§ **ABOUT THIS TASK**
On every line of the listing, check for "Veterans"; copy the lines that have it.

§ **PROVIDED RECORDS**
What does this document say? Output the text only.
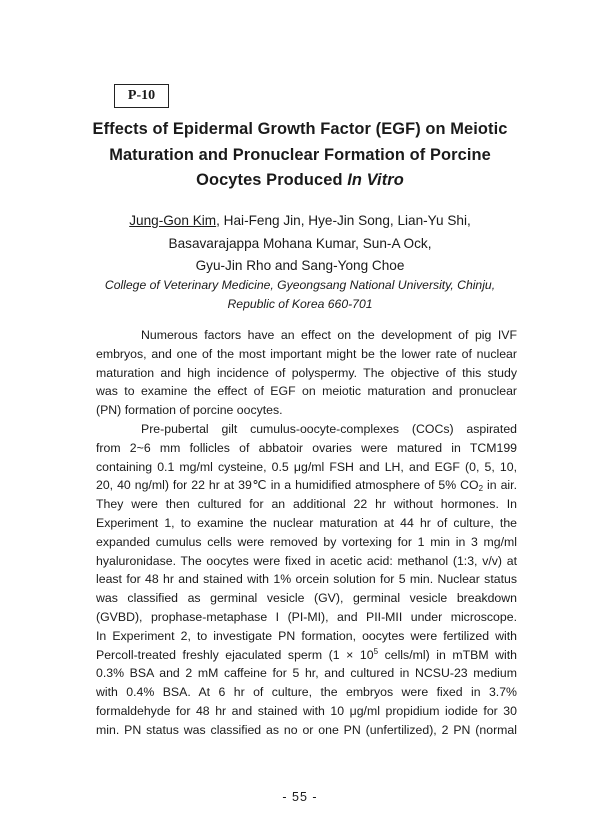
P-10
Effects of Epidermal Growth Factor (EGF) on Meiotic
Maturation and Pronuclear Formation of Porcine
Oocytes Produced In Vitro
Jung-Gon Kim, Hai-Feng Jin, Hye-Jin Song, Lian-Yu Shi,
Basavarajappa Mohana Kumar, Sun-A Ock,
Gyu-Jin Rho and Sang-Yong Choe
College of Veterinary Medicine, Gyeongsang National University, Chinju,
Republic of Korea 660-701
Numerous factors have an effect on the development of pig IVF
embryos, and one of the most important might be the lower rate of nuclear
maturation and high incidence of polyspermy. The objective of this study
was to examine the effect of EGF on meiotic maturation and pronuclear
(PN) formation of porcine oocytes.
Pre-pubertal gilt cumulus-oocyte-complexes (COCs) aspirated
from 2~6 mm follicles of abbatoir ovaries were matured in TCM199
containing 0.1 mg/ml cysteine, 0.5 μg/ml FSH and LH, and EGF (0, 5, 10,
20, 40 ng/ml) for 22 hr at 39℃ in a humidified atmosphere of 5% $CO_2$ in air.
They were then cultured for an additional 22 hr without hormones. In
Experiment 1, to examine the nuclear maturation at 44 hr of culture, the
expanded cumulus cells were removed by vortexing for 1 min in 3 mg/ml
hyaluronidase. The oocytes were fixed in acetic acid: methanol (1:3, v/v) at
least for 48 hr and stained with 1% orcein solution for 5 min. Nuclear status
was classified as germinal vesicle (GV), germinal vesicle breakdown
(GVBD), prophase-metaphase I (PI-MI), and PII-MII under microscope.
In Experiment 2, to investigate PN formation, oocytes were fertilized with
Percoll-treated freshly ejaculated sperm ($1 \times 10^5$ cells/ml) in mTBM with
0.3% BSA and 2 mM caffeine for 5 hr, and cultured in NCSU-23 medium
with 0.4% BSA. At 6 hr of culture, the embryos were fixed in 3.7%
formaldehyde for 48 hr and stained with 10 μg/ml propidium iodide for 30
min. PN status was classified as no or one PN (unfertilized), 2 PN (normal
- 55 -
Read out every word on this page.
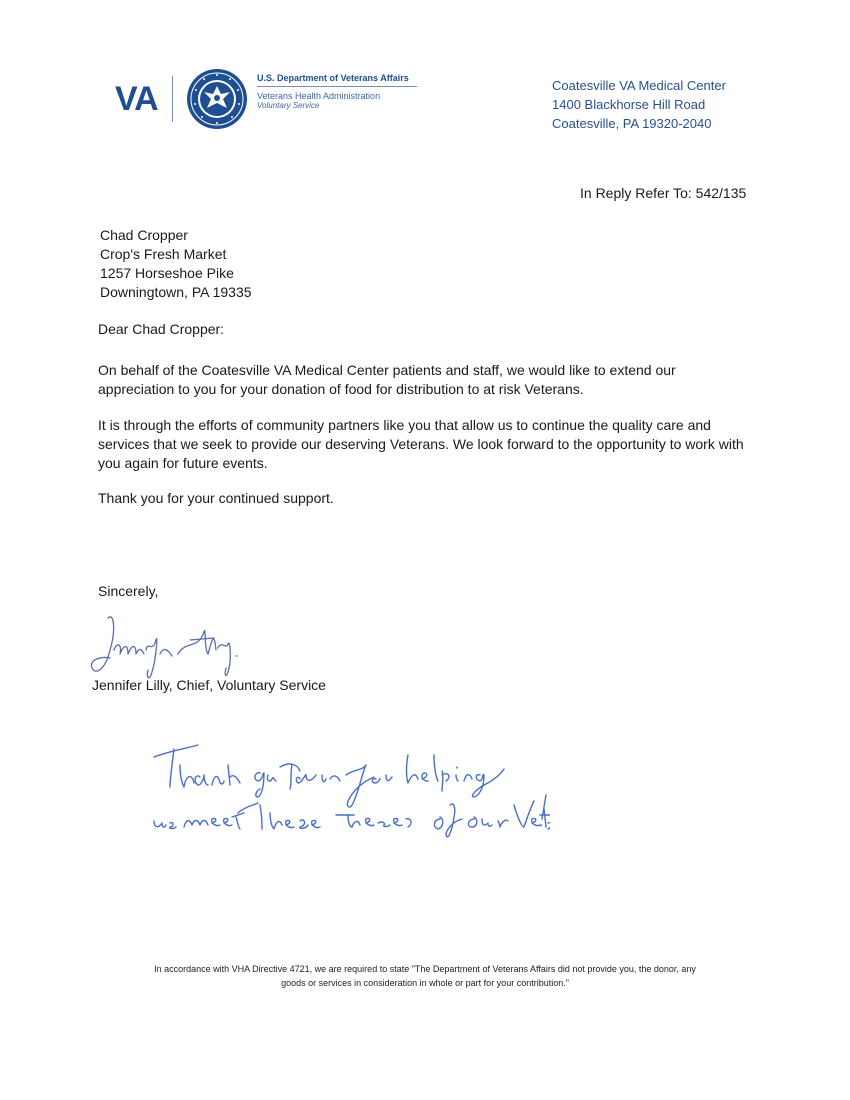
VA
U.S. Department of Veterans Affairs
Veterans Health Administration
Voluntary Service
Coatesville VA Medical Center
1400 Blackhorse Hill Road
Coatesville, PA 19320-2040
In Reply Refer To: 542/135
Chad Cropper
Crop's Fresh Market
1257 Horseshoe Pike
Downingtown, PA 19335
Dear Chad Cropper:
On behalf of the Coatesville VA Medical Center patients and staff, we would like to extend our appreciation to you for your donation of food for distribution to at risk Veterans.
It is through the efforts of community partners like you that allow us to continue the quality care and services that we seek to provide our deserving Veterans. We look forward to the opportunity to work with you again for future events.
Thank you for your continued support.
Sincerely,
Jennifer Lilly, Chief, Voluntary Service
In accordance with VHA Directive 4721, we are required to state "The Department of Veterans Affairs did not provide you, the donor, any
goods or services in consideration in whole or part for your contribution."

§ **ANSWER BOX**
U.S. Department of Veterans Affairs
Veterans Health Administration
On behalf of the Coatesville VA Medical Center patients and staff, we would like to extend our appreciation to you for your donation of food for distribution to at risk Veterans.
It is through the efforts of community partners like you that allow us to continue the quality care and services that we seek to provide our deserving Veterans. We look forward to the opportunity to work with you again for future events.
In accordance with VHA Directive 4721, we are required to state "The Department of Veterans Affairs did not provide you, the donor, any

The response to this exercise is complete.